Items from a data source:
↓

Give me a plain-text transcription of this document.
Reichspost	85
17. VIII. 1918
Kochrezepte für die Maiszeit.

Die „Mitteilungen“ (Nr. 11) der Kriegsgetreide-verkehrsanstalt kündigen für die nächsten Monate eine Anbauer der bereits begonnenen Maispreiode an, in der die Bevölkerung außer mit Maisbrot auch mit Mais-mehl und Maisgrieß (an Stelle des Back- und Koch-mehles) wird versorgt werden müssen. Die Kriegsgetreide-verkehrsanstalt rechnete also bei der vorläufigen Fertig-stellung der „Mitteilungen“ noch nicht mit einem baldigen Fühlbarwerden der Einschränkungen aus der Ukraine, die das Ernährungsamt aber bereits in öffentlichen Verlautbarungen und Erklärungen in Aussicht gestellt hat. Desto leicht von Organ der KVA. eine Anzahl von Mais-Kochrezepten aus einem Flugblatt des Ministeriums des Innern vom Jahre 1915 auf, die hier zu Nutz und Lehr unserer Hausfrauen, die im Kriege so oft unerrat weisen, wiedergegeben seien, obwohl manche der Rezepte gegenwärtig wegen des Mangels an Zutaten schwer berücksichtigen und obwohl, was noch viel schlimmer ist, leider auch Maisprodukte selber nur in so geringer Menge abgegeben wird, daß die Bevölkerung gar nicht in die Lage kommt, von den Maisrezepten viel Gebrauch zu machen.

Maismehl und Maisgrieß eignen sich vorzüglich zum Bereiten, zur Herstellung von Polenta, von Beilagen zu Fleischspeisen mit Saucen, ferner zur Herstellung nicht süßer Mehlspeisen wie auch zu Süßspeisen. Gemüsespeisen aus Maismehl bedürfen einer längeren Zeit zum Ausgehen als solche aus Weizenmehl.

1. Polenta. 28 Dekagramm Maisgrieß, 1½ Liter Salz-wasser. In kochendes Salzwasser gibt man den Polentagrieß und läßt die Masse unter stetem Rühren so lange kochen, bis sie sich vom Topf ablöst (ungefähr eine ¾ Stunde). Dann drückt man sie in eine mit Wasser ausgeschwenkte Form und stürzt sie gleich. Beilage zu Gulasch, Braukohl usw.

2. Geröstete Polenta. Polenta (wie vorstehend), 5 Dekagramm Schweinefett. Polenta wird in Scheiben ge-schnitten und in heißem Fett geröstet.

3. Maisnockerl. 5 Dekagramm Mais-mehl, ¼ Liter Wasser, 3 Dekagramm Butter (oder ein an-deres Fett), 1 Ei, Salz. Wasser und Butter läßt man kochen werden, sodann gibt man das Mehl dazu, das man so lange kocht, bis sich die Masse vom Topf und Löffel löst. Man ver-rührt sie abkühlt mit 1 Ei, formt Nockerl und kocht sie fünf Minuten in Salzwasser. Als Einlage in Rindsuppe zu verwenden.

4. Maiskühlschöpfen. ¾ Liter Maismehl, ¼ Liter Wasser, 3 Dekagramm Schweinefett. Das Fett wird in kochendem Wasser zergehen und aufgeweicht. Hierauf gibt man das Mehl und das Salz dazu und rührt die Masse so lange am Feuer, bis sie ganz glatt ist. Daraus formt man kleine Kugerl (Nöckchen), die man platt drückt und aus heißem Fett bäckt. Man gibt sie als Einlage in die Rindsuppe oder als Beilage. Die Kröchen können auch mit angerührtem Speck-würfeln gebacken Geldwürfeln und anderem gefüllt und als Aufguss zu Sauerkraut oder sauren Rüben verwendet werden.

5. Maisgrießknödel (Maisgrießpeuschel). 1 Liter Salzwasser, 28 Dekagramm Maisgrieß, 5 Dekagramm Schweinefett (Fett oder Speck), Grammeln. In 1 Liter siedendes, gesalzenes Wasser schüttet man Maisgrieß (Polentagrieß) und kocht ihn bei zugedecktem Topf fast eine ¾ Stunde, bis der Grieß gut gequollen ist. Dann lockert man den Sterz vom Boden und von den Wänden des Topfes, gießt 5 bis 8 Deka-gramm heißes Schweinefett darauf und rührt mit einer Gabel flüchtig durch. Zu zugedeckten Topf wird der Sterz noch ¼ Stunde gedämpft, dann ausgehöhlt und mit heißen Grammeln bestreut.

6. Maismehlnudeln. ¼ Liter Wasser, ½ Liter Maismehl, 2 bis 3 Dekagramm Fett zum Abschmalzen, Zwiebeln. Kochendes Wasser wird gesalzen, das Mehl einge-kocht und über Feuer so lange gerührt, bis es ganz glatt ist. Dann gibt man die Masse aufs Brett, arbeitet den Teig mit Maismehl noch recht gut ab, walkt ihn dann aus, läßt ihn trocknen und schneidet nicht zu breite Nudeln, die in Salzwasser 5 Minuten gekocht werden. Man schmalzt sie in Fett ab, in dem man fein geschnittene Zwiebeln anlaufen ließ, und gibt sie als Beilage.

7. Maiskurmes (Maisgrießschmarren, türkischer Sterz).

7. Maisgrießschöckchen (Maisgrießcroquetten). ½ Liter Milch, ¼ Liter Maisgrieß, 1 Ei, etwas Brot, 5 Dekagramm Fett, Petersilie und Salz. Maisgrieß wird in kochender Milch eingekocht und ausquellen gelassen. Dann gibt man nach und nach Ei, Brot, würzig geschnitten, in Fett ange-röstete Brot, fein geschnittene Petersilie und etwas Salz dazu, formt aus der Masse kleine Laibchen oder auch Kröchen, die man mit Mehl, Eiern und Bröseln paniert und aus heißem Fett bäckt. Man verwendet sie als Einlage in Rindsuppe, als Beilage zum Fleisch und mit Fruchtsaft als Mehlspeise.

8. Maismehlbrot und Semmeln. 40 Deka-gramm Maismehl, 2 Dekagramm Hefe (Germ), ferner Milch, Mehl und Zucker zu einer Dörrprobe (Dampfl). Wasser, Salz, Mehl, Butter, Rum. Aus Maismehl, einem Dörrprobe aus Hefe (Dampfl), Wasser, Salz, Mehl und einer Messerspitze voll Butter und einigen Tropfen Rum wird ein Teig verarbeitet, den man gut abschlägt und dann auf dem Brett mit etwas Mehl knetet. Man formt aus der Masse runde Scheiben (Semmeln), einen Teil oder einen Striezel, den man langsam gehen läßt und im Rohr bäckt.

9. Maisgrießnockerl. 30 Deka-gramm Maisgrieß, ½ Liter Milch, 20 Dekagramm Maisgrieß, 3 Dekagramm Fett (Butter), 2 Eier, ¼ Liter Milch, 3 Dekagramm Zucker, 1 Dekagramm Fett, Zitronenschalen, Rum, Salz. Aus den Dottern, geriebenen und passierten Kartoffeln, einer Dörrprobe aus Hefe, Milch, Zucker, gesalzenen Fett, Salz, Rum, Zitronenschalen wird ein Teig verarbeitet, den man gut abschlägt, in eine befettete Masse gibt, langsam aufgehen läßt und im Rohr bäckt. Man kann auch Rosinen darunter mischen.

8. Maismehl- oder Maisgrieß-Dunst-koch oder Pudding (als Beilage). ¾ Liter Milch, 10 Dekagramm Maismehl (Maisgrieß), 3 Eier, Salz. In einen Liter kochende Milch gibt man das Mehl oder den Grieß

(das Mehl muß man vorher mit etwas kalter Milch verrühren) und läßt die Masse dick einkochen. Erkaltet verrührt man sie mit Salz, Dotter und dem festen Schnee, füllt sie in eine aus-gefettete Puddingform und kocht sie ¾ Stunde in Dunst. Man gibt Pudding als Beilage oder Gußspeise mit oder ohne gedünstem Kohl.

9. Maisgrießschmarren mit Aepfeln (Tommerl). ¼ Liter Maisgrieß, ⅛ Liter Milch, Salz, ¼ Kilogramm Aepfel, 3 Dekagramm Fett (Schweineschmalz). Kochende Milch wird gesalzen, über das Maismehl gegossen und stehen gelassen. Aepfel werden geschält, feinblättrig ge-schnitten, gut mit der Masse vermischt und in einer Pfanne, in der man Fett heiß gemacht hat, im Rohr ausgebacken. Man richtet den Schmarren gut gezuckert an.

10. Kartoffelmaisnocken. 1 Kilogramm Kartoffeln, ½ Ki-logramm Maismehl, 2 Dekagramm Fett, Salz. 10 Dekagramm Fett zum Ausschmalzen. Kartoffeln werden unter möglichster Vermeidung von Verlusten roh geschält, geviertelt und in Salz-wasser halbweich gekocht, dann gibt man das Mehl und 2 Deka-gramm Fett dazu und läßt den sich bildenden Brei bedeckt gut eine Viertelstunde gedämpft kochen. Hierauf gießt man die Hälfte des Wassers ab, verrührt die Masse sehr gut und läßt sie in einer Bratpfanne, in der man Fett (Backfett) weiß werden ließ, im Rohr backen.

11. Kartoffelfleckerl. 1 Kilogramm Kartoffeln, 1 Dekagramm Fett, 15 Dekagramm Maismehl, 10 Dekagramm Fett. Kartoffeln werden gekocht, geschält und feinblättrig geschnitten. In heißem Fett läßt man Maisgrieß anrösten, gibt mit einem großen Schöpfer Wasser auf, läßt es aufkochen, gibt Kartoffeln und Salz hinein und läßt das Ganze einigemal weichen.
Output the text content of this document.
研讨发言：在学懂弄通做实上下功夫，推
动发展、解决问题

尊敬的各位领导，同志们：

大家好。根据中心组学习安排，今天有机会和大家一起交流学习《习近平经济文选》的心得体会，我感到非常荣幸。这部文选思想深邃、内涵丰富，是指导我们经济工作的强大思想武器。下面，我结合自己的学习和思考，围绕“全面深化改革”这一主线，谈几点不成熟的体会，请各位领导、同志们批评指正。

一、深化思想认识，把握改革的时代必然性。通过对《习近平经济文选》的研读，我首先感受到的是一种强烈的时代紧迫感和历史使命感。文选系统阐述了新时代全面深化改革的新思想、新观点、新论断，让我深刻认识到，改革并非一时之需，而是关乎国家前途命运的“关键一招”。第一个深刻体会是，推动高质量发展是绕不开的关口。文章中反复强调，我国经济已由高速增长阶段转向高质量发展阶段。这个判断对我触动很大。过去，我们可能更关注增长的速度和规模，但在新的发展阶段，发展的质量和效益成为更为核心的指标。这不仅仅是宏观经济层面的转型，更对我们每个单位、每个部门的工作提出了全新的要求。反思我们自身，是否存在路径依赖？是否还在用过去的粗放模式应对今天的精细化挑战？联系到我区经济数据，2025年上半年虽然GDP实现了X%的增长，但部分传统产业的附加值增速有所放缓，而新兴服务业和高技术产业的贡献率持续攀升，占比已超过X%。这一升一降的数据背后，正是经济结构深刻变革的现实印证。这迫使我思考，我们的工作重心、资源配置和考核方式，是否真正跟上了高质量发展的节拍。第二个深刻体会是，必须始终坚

↑

§ Your goal
From the listing above, copy every line that holds the string "Pudding".

§ Answer for the task
8. Maismehl- oder Maisgrieß-Dunst-koch oder Pudding (als Beilage). ¾ Liter Milch, 10 Dekagramm Maismehl (Maisgrieß), 3 Eier, Salz. In einen Liter kochende Milch gibt man das Mehl oder den Grieß
(das Mehl muß man vorher mit etwas kalter Milch verrühren) und läßt die Masse dick einkochen. Erkaltet verrührt man sie mit Salz, Dotter und dem festen Schnee, füllt sie in eine aus-gefettete Puddingform und kocht sie ¾ Stunde in Dunst. Man gibt Pudding als Beilage oder Gußspeise mit oder ohne gedünstem Kohl.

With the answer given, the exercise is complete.